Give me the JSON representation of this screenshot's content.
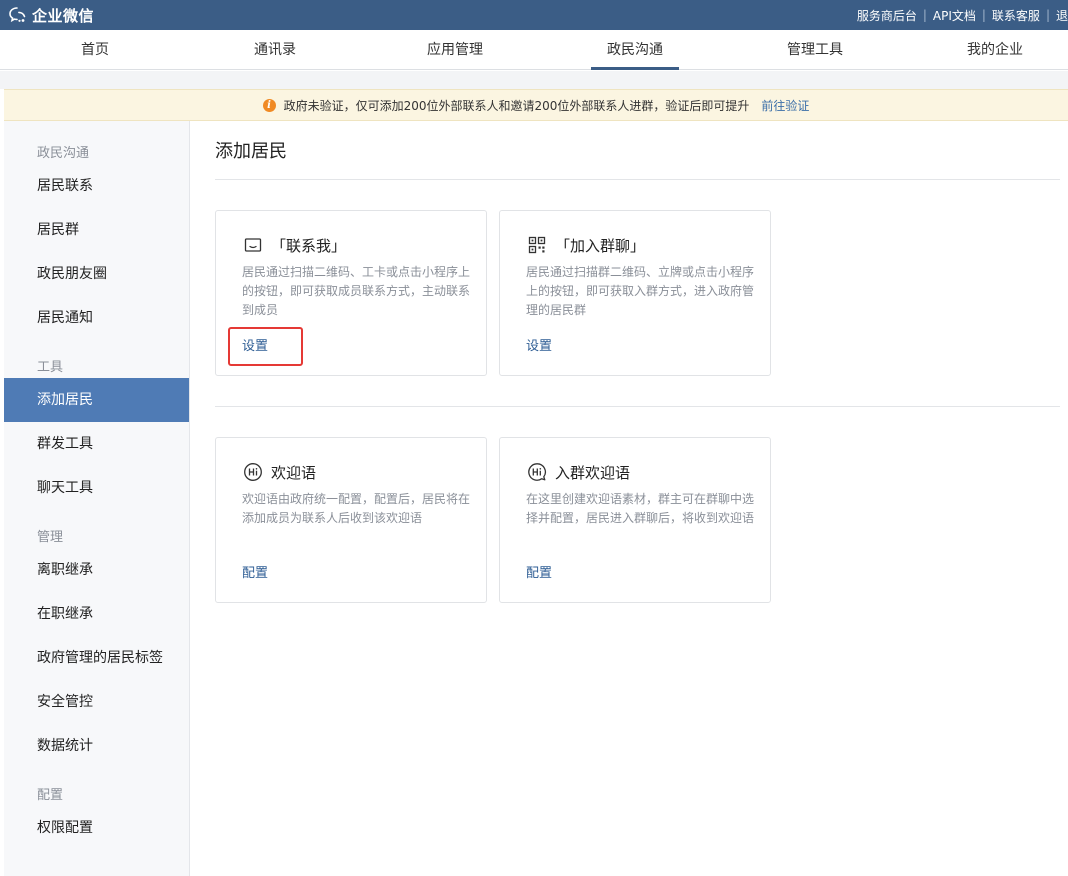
{
  "topbar": {
    "logo_text": "企业微信",
    "links": [
      "服务商后台",
      "API文档",
      "联系客服",
      "退"
    ]
  },
  "nav": {
    "tabs": [
      "首页",
      "通讯录",
      "应用管理",
      "政民沟通",
      "管理工具",
      "我的企业"
    ],
    "active": "政民沟通"
  },
  "notice": {
    "text": "政府未验证，仅可添加200位外部联系人和邀请200位外部联系人进群，验证后即可提升",
    "link": "前往验证"
  },
  "sidebar": {
    "groups": [
      {
        "label": "政民沟通",
        "items": [
          "居民联系",
          "居民群",
          "政民朋友圈",
          "居民通知"
        ]
      },
      {
        "label": "工具",
        "items": [
          "添加居民",
          "群发工具",
          "聊天工具"
        ]
      },
      {
        "label": "管理",
        "items": [
          "离职继承",
          "在职继承",
          "政府管理的居民标签",
          "安全管控",
          "数据统计"
        ]
      },
      {
        "label": "配置",
        "items": [
          "权限配置"
        ]
      }
    ],
    "active": "添加居民"
  },
  "content": {
    "title": "添加居民",
    "cards": [
      {
        "icon": "contact-me-icon",
        "title": "「联系我」",
        "desc": "居民通过扫描二维码、工卡或点击小程序上的按钮，即可获取成员联系方式，主动联系到成员",
        "action": "设置"
      },
      {
        "icon": "qrcode-icon",
        "title": "「加入群聊」",
        "desc": "居民通过扫描群二维码、立牌或点击小程序上的按钮，即可获取入群方式，进入政府管理的居民群",
        "action": "设置"
      },
      {
        "icon": "hi-icon",
        "title": "欢迎语",
        "desc": "欢迎语由政府统一配置，配置后，居民将在添加成员为联系人后收到该欢迎语",
        "action": "配置"
      },
      {
        "icon": "hi-chat-icon",
        "title": "入群欢迎语",
        "desc": "在这里创建欢迎语素材，群主可在群聊中选择并配置，居民进入群聊后，将收到欢迎语",
        "action": "配置"
      }
    ]
  },
  "colors": {
    "topbar": "#3b5d86",
    "sidebar_active": "#4f7bb5",
    "link": "#2e5d94",
    "highlight": "#e53935",
    "notice_bg": "#fbf5e1"
  }
}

■ DO THIS:
Go through the listing above and pull out each line containing the word "title".

■ SOLUTION:
    "title": "添加居民",
        "title": "「联系我」",
        "title": "「加入群聊」",
        "title": "欢迎语",
        "title": "入群欢迎语",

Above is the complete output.